[Data records]
§ §

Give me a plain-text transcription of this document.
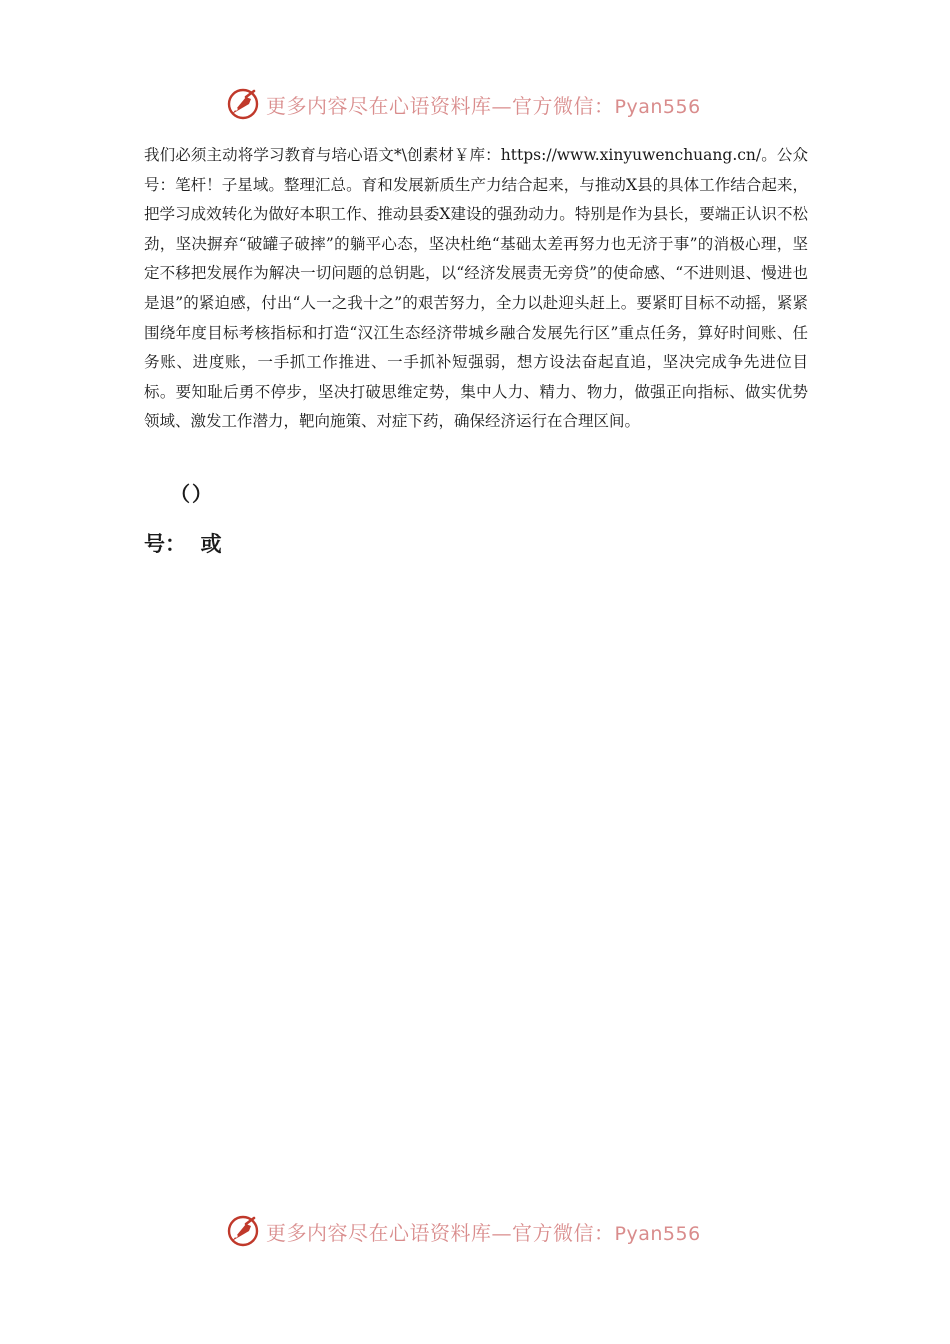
更多内容尽在心语资料库—官方微信：Pyan556
我们必须主动将学习教育与培心语文*\创素材￥库：https://www.xinyuwenchuang.cn/。公众号：笔杆！子星域。整理汇总。育和发展新质生产力结合起来，与推动X县的具体工作结合起来，把学习成效转化为做好本职工作、推动县委X建设的强劲动力。特别是作为县长，要端正认识不松劲，坚决摒弃“破罐子破摔”的躺平心态，坚决杜绝“基础太差再努力也无济于事”的消极心理，坚定不移把发展作为解决一切问题的总钥匙，以“经济发展责无旁贷”的使命感、“不进则退、慢进也是退”的紧迫感，付出“人一之我十之”的艰苦努力，全力以赴迎头赶上。要紧盯目标不动摇，紧紧围绕年度目标考核指标和打造“汉江生态经济带城乡融合发展先行区”重点任务，算好时间账、任务账、进度账，一手抓工作推进、一手抓补短强弱，想方设法奋起直追，坚决完成争先进位目标。要知耻后勇不停步，坚决打破思维定势，集中人力、精力、物力，做强正向指标、做实优势领域、激发工作潜力，靶向施策、对症下药，确保经济运行在合理区间。
（）
号：  或
更多内容尽在心语资料库—官方微信：Pyan556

§ §

REQUIREMENT: Every line of text is to be repeated exactly; pictures are left out.

COMPLETED EXERCISE:
Give me a plain-text transcription of this document.
更多内容尽在心语资料库—官方微信：Pyan556
我们必须主动将学习教育与培心语文*\创素材￥库：https://www.xinyuwenchuang.cn/。公众号：笔杆！子星域。整理汇总。育和发展新质生产力结合起来，与推动X县的具体工作结合起来，把学习成效转化为做好本职工作、推动县委X建设的强劲动力。特别是作为县长，要端正认识不松劲，坚决摒弃“破罐子破摔”的躺平心态，坚决杜绝“基础太差再努力也无济于事”的消极心理，坚定不移把发展作为解决一切问题的总钥匙，以“经济发展责无旁贷”的使命感、“不进则退、慢进也是退”的紧迫感，付出“人一之我十之”的艰苦努力，全力以赴迎头赶上。要紧盯目标不动摇，紧紧围绕年度目标考核指标和打造“汉江生态经济带城乡融合发展先行区”重点任务，算好时间账、任务账、进度账，一手抓工作推进、一手抓补短强弱，想方设法奋起直追，坚决完成争先进位目标。要知耻后勇不停步，坚决打破思维定势，集中人力、精力、物力，做强正向指标、做实优势领域、激发工作潜力，靶向施策、对症下药，确保经济运行在合理区间。
（）
号：  或
更多内容尽在心语资料库—官方微信：Pyan556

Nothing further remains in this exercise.